▸ Short task: Take all the material and copy it exactly.

▸ Rows:
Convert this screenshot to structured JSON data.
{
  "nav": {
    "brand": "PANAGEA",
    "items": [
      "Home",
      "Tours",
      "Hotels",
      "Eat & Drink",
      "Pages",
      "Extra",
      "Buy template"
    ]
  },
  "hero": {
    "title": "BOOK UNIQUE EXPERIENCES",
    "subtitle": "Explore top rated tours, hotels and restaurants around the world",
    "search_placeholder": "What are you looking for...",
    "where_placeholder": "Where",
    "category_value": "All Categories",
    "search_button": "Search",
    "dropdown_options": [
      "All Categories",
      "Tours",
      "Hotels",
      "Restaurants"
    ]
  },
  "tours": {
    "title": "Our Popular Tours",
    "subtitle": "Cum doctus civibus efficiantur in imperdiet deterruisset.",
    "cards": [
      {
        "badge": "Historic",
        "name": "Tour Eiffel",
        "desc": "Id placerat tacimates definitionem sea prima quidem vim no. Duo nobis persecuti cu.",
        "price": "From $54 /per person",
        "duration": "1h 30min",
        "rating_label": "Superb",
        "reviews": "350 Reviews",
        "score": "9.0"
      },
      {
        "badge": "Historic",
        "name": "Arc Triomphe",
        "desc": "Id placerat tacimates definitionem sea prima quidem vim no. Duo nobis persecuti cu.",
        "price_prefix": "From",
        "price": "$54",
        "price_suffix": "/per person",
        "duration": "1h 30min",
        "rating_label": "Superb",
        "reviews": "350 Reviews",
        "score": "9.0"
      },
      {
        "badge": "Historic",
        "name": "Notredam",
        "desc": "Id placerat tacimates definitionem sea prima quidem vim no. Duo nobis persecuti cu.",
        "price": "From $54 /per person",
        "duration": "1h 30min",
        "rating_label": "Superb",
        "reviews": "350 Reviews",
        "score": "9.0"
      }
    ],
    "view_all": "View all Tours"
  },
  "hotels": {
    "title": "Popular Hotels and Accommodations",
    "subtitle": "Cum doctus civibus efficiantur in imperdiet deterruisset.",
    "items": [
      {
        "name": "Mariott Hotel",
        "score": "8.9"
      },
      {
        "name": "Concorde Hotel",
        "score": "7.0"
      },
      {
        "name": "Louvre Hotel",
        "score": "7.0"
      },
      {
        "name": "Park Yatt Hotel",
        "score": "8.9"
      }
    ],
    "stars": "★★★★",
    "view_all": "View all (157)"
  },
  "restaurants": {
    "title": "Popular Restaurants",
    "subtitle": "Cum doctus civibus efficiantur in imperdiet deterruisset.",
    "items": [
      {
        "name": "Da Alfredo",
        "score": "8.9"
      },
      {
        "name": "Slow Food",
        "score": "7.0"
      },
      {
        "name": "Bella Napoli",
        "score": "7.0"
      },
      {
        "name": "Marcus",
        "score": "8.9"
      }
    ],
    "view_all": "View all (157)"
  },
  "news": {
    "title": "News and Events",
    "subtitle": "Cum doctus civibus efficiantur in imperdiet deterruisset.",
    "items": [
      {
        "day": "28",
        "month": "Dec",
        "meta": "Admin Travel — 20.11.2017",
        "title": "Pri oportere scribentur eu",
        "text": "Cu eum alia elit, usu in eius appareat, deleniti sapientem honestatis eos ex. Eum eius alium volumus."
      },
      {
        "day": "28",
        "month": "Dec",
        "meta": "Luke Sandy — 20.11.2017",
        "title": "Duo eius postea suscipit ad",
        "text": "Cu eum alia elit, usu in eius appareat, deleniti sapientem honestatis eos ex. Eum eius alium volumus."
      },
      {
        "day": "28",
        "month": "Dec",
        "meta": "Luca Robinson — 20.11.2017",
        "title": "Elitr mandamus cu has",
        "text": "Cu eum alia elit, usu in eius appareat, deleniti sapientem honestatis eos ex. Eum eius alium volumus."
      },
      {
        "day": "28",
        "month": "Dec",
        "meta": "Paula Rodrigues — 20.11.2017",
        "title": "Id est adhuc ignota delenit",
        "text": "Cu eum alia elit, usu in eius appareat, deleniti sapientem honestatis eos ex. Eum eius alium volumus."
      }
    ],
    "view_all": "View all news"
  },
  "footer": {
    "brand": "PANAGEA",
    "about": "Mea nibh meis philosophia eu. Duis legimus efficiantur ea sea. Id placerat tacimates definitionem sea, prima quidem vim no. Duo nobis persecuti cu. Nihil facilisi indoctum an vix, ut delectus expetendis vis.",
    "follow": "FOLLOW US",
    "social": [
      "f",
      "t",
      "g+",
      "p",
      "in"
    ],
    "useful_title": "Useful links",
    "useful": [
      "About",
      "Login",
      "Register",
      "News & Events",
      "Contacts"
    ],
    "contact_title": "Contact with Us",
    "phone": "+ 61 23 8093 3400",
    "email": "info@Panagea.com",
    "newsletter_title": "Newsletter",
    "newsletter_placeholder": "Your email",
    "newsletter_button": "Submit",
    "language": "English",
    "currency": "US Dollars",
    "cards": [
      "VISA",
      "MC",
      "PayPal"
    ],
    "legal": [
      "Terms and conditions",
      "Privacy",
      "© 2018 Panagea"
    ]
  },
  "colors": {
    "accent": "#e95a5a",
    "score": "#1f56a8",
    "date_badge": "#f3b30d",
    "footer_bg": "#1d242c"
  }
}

▸ Exercise answer:
Convert this screenshot to structured JSON data.
{
  "nav": {
    "brand": "PANAGEA",
    "items": [
      "Home",
      "Tours",
      "Hotels",
      "Eat & Drink",
      "Pages",
      "Extra",
      "Buy template"
    ]
  },
  "hero": {
    "title": "BOOK UNIQUE EXPERIENCES",
    "subtitle": "Explore top rated tours, hotels and restaurants around the world",
    "search_placeholder": "What are you looking for...",
    "where_placeholder": "Where",
    "category_value": "All Categories",
    "search_button": "Search",
    "dropdown_options": [
      "All Categories",
      "Tours",
      "Hotels",
      "Restaurants"
    ]
  },
  "tours": {
    "title": "Our Popular Tours",
    "subtitle": "Cum doctus civibus efficiantur in imperdiet deterruisset.",
    "cards": [
      {
        "badge": "Historic",
        "name": "Tour Eiffel",
        "desc": "Id placerat tacimates definitionem sea prima quidem vim no. Duo nobis persecuti cu.",
        "price": "From $54 /per person",
        "duration": "1h 30min",
        "rating_label": "Superb",
        "reviews": "350 Reviews",
        "score": "9.0"
      },
      {
        "badge": "Historic",
        "name": "Arc Triomphe",
        "desc": "Id placerat tacimates definitionem sea prima quidem vim no. Duo nobis persecuti cu.",
        "price_prefix": "From",
        "price": "$54",
        "price_suffix": "/per person",
        "duration": "1h 30min",
        "rating_label": "Superb",
        "reviews": "350 Reviews",
        "score": "9.0"
      },
      {
        "badge": "Historic",
        "name": "Notredam",
        "desc": "Id placerat tacimates definitionem sea prima quidem vim no. Duo nobis persecuti cu.",
        "price": "From $54 /per person",
        "duration": "1h 30min",
        "rating_label": "Superb",
        "reviews": "350 Reviews",
        "score": "9.0"
      }
    ],
    "view_all": "View all Tours"
  },
  "hotels": {
    "title": "Popular Hotels and Accommodations",
    "subtitle": "Cum doctus civibus efficiantur in imperdiet deterruisset.",
    "items": [
      {
        "name": "Mariott Hotel",
        "score": "8.9"
      },
      {
        "name": "Concorde Hotel",
        "score": "7.0"
      },
      {
        "name": "Louvre Hotel",
        "score": "7.0"
      },
      {
        "name": "Park Yatt Hotel",
        "score": "8.9"
      }
    ],
    "stars": "★★★★",
    "view_all": "View all (157)"
  },
  "restaurants": {
    "title": "Popular Restaurants",
    "subtitle": "Cum doctus civibus efficiantur in imperdiet deterruisset.",
    "items": [
      {
        "name": "Da Alfredo",
        "score": "8.9"
      },
      {
        "name": "Slow Food",
        "score": "7.0"
      },
      {
        "name": "Bella Napoli",
        "score": "7.0"
      },
      {
        "name": "Marcus",
        "score": "8.9"
      }
    ],
    "view_all": "View all (157)"
  },
  "news": {
    "title": "News and Events",
    "subtitle": "Cum doctus civibus efficiantur in imperdiet deterruisset.",
    "items": [
      {
        "day": "28",
        "month": "Dec",
        "meta": "Admin Travel — 20.11.2017",
        "title": "Pri oportere scribentur eu",
        "text": "Cu eum alia elit, usu in eius appareat, deleniti sapientem honestatis eos ex. Eum eius alium volumus."
      },
      {
        "day": "28",
        "month": "Dec",
        "meta": "Luke Sandy — 20.11.2017",
        "title": "Duo eius postea suscipit ad",
        "text": "Cu eum alia elit, usu in eius appareat, deleniti sapientem honestatis eos ex. Eum eius alium volumus."
      },
      {
        "day": "28",
        "month": "Dec",
        "meta": "Luca Robinson — 20.11.2017",
        "title": "Elitr mandamus cu has",
        "text": "Cu eum alia elit, usu in eius appareat, deleniti sapientem honestatis eos ex. Eum eius alium volumus."
      },
      {
        "day": "28",
        "month": "Dec",
        "meta": "Paula Rodrigues — 20.11.2017",
        "title": "Id est adhuc ignota delenit",
        "text": "Cu eum alia elit, usu in eius appareat, deleniti sapientem honestatis eos ex. Eum eius alium volumus."
      }
    ],
    "view_all": "View all news"
  },
  "footer": {
    "brand": "PANAGEA",
    "about": "Mea nibh meis philosophia eu. Duis legimus efficiantur ea sea. Id placerat tacimates definitionem sea, prima quidem vim no. Duo nobis persecuti cu. Nihil facilisi indoctum an vix, ut delectus expetendis vis.",
    "follow": "FOLLOW US",
    "social": [
      "f",
      "t",
      "g+",
      "p",
      "in"
    ],
    "useful_title": "Useful links",
    "useful": [
      "About",
      "Login",
      "Register",
      "News & Events",
      "Contacts"
    ],
    "contact_title": "Contact with Us",
    "phone": "+ 61 23 8093 3400",
    "email": "info@Panagea.com",
    "newsletter_title": "Newsletter",
    "newsletter_placeholder": "Your email",
    "newsletter_button": "Submit",
    "language": "English",
    "currency": "US Dollars",
    "cards": [
      "VISA",
      "MC",
      "PayPal"
    ],
    "legal": [
      "Terms and conditions",
      "Privacy",
      "© 2018 Panagea"
    ]
  },
  "colors": {
    "accent": "#e95a5a",
    "score": "#1f56a8",
    "date_badge": "#f3b30d",
    "footer_bg": "#1d242c"
  }
}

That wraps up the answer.